▸ **Exercise details**
Keep the images out and copy every entry below exactly.

** begin Records for this exercise **

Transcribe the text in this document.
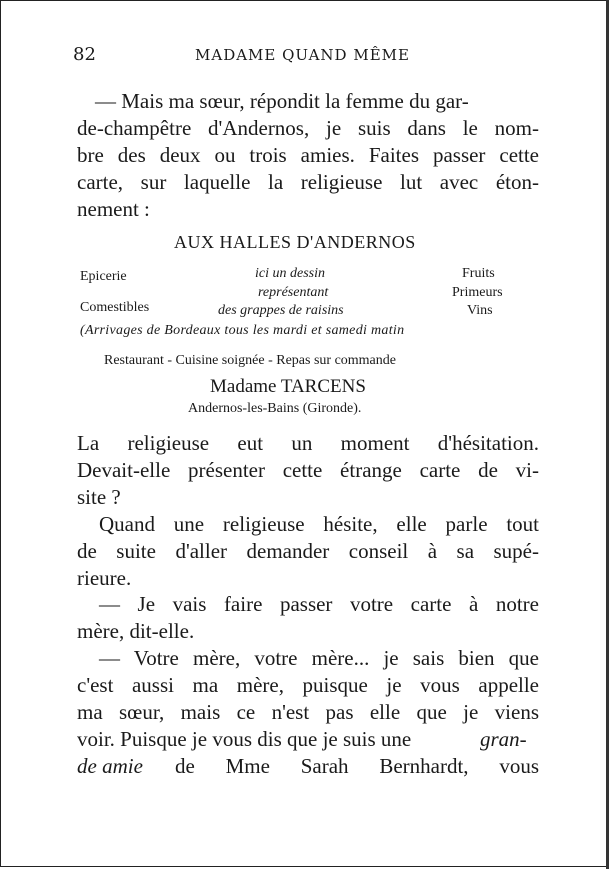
82	MADAME QUAND MÊME
— Mais ma sœur, répondit la femme du gar-
de-champêtre d'Andernos, je suis dans le nom-
bre des deux ou trois amies. Faites passer cette
carte, sur laquelle la religieuse lut avec éton-
nement :
AUX HALLES D'ANDERNOS
Epicerie
Comestibles
ici un dessin
représentant
des grappes de raisins
Fruits
Primeurs
Vins
(Arrivages de Bordeaux tous les mardi et samedi matin
Restaurant - Cuisine soignée - Repas sur commande
Madame TARCENS
Andernos-les-Bains (Gironde).
La religieuse eut un moment d'hésitation.
Devait-elle présenter cette étrange carte de vi-
site ?
Quand une religieuse hésite, elle parle tout
de suite d'aller demander conseil à sa supé-
rieure.
— Je vais faire passer votre carte à notre
mère, dit-elle.
— Votre mère, votre mère... je sais bien que
c'est aussi ma mère, puisque je vous appelle
ma sœur, mais ce n'est pas elle que je viens
voir. Puisque je vous dis que je suis une	gran-
de amie de Mme Sarah Bernhardt, vous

** end Records for this exercise **

▸ **Exercise solution**
Transcribe the text in this document.
82	MADAME QUAND MÊME
— Mais ma sœur, répondit la femme du gar-
de-champêtre d'Andernos, je suis dans le nom-
bre des deux ou trois amies. Faites passer cette
carte, sur laquelle la religieuse lut avec éton-
nement :
AUX HALLES D'ANDERNOS
Epicerie
Comestibles
ici un dessin
représentant
des grappes de raisins
Fruits
Primeurs
Vins
(Arrivages de Bordeaux tous les mardi et samedi matin
Restaurant - Cuisine soignée - Repas sur commande
Madame TARCENS
Andernos-les-Bains (Gironde).
La religieuse eut un moment d'hésitation.
Devait-elle présenter cette étrange carte de vi-
site ?
Quand une religieuse hésite, elle parle tout
de suite d'aller demander conseil à sa supé-
rieure.
— Je vais faire passer votre carte à notre
mère, dit-elle.
— Votre mère, votre mère... je sais bien que
c'est aussi ma mère, puisque je vous appelle
ma sœur, mais ce n'est pas elle que je viens
voir. Puisque je vous dis que je suis une	gran-
de amie de Mme Sarah Bernhardt, vous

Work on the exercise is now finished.